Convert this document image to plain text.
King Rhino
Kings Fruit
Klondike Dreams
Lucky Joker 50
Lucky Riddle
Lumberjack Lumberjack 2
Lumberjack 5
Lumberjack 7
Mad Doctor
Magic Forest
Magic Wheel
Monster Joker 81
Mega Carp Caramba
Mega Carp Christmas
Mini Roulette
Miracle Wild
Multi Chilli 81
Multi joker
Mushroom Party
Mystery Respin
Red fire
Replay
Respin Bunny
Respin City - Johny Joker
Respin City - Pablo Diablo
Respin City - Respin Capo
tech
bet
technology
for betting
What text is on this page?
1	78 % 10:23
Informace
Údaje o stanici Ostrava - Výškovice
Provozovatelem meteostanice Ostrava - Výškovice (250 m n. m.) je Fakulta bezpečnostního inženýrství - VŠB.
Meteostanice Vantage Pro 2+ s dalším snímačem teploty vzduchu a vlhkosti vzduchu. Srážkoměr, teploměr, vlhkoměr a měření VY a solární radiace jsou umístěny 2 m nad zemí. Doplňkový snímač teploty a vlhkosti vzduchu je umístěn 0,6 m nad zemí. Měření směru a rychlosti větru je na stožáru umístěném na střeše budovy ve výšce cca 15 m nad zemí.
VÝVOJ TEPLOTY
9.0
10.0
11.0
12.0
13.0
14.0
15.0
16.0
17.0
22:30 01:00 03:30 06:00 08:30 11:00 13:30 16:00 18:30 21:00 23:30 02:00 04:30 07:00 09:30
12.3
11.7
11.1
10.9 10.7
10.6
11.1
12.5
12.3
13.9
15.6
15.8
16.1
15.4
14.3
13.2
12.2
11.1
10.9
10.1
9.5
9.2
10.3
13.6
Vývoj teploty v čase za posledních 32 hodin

◇ ◇ ◇ ◇

§ Task details
Where a line above includes "Respin", copy that line.

§ Result
Mystery Respin
Respin Bunny
Respin City - Johny Joker
Respin City - Pablo Diablo
Respin City - Respin Capo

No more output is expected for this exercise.